- **Istruzioni del compito**
Secondo l'estratto del documento, in quale paese ha fatto un'esperienza Fabio Ferracane prima di tornare nella sua città d'origine?

- **Estratto del documento**

┌──

Questa però è un’altra storia, a cui magari dedicherò un’altra puntata di #ItaliainVino.
La storia che voglio raccontarvi ora, invece, parla di un giovane di Marsala, Fabio Ferracane, che alcuni anni fa, pur non provenendo da una famiglia di viticoltori, decide di recuperare alcune vigne ereditate dalla famiglia, e dopo un’esperienza in Australia torna nella sua città d’origine e si dedica alla produzione vinicola.
Non alla produzione del vino Marsala, però, bensì alla produzione di vini principalmente autoctoni con le uve che vengono utilizzate per il vino liquoroso, ma che permettono di creare prodotti di notevole qualità anche in purezza.
Contatto Fabio sui social, ci scambiamo qualche messaggio via Twitter, mi invita ad un’escursione all’isola di Mothia, al di là dello Stagnone che si affaccia sulle saline di Marsala. Purtroppo non riesco a raggiungerlo in tempo per la visita [che spero però di fare prima o poi perché dev’essere qualcosa di veramente molto particolare] e ci accordiamo per incontrarci nel tardo pomeriggio.
Quello che mi incuriosisce e mi fa venire ancor più la voglia di incontrare Fabio è il suo approccio “umile” ma nel senso più positivo del termine.
Si sa che come in ogni campo le “prime donne” ci sono sempre e talvolta anche tra i produttori non particolarmente noti c’è chi “se la tira” come dicono i giovani.
Ancora prima di incontrarci, Fabio ci tiene a puntualizzare che la Casa Vinicola Ferracane non ha grandi numeri e quando ci accoglie nel suo “Garage Wine“, come lo definisce lui, io mi sento a casa.
Mi sento come se stessi visitando uno dei piccoli produttori piemontesi, orgogliosi di raccontare la storia della famiglia, dei prodotti e di spiegarci i sogni le speranze e come vedono il futuro.
Prima di arrivare a casa Ferracane, però, facciamo un giro in vigna, e veniamo rapiti dalla bellezza del paesaggio: le vigne si affacciano sulle saline di Marsala e vederle al tramonto è davvero un’esperienza unica.

└──

- **Elenco dei dati**

┌──

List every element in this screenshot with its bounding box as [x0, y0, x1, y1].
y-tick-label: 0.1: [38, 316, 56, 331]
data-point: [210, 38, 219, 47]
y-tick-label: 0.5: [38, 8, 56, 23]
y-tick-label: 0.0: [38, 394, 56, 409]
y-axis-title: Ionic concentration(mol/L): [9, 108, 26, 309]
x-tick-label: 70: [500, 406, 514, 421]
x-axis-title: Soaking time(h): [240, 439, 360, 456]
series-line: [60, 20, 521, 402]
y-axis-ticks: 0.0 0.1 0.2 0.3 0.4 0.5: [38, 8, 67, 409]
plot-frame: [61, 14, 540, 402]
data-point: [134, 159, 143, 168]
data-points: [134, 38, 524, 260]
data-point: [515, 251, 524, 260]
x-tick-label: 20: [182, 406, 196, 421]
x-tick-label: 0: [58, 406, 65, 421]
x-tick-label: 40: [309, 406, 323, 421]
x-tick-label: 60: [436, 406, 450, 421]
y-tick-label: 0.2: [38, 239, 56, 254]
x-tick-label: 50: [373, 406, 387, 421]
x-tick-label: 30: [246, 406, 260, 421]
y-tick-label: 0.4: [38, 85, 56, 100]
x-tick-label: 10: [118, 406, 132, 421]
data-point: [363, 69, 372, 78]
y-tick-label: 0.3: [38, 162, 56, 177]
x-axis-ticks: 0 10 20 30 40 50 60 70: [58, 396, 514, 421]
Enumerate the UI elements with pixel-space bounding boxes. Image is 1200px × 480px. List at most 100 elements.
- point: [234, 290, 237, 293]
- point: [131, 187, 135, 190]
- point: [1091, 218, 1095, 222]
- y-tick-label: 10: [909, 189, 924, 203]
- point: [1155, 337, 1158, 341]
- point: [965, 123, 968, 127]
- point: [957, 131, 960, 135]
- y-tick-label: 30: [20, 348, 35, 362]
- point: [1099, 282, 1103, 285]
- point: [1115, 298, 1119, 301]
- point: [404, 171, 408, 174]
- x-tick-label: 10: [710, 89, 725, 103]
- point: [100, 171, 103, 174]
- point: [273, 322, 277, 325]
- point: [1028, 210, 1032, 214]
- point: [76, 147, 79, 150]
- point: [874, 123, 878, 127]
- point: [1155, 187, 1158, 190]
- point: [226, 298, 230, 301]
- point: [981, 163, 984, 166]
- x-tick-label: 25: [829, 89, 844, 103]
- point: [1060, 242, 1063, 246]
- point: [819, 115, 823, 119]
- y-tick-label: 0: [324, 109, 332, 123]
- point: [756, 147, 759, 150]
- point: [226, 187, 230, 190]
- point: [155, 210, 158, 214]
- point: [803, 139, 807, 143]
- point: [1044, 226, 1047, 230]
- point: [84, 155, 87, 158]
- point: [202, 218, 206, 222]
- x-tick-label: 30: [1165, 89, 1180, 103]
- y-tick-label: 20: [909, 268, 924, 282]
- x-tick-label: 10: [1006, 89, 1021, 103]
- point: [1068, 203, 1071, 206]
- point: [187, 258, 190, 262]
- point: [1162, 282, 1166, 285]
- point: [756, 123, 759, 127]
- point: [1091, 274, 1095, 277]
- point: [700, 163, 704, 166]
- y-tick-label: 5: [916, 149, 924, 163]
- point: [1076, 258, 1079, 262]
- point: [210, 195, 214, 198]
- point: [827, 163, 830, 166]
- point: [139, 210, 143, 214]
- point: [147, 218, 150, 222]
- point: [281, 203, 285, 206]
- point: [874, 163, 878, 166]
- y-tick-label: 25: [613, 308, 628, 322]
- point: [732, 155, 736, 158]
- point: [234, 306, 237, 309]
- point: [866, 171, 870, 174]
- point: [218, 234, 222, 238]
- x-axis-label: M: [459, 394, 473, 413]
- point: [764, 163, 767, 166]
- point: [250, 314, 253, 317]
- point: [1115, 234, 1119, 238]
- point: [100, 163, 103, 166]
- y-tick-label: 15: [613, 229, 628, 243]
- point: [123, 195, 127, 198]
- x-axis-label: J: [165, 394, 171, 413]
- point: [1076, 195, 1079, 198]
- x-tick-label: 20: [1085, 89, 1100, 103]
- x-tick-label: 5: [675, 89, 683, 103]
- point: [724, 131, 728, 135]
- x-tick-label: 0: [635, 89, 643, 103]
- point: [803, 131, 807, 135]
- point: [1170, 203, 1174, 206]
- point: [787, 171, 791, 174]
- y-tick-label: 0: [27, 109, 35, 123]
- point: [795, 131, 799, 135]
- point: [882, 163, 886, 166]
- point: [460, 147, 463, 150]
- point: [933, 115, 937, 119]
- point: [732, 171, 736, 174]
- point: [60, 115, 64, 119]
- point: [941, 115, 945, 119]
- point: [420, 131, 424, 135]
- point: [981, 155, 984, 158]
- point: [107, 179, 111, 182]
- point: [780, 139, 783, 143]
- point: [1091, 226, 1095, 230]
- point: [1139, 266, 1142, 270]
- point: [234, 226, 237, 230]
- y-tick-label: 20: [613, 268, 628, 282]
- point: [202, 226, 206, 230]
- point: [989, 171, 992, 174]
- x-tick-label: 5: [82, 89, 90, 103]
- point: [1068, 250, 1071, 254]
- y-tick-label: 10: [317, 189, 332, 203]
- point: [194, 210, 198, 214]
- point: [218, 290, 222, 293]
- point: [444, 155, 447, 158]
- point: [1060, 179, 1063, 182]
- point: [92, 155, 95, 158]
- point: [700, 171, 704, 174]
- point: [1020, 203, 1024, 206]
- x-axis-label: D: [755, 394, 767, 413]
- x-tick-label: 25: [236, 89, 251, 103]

└──

- **Area di risposta**
In Australia.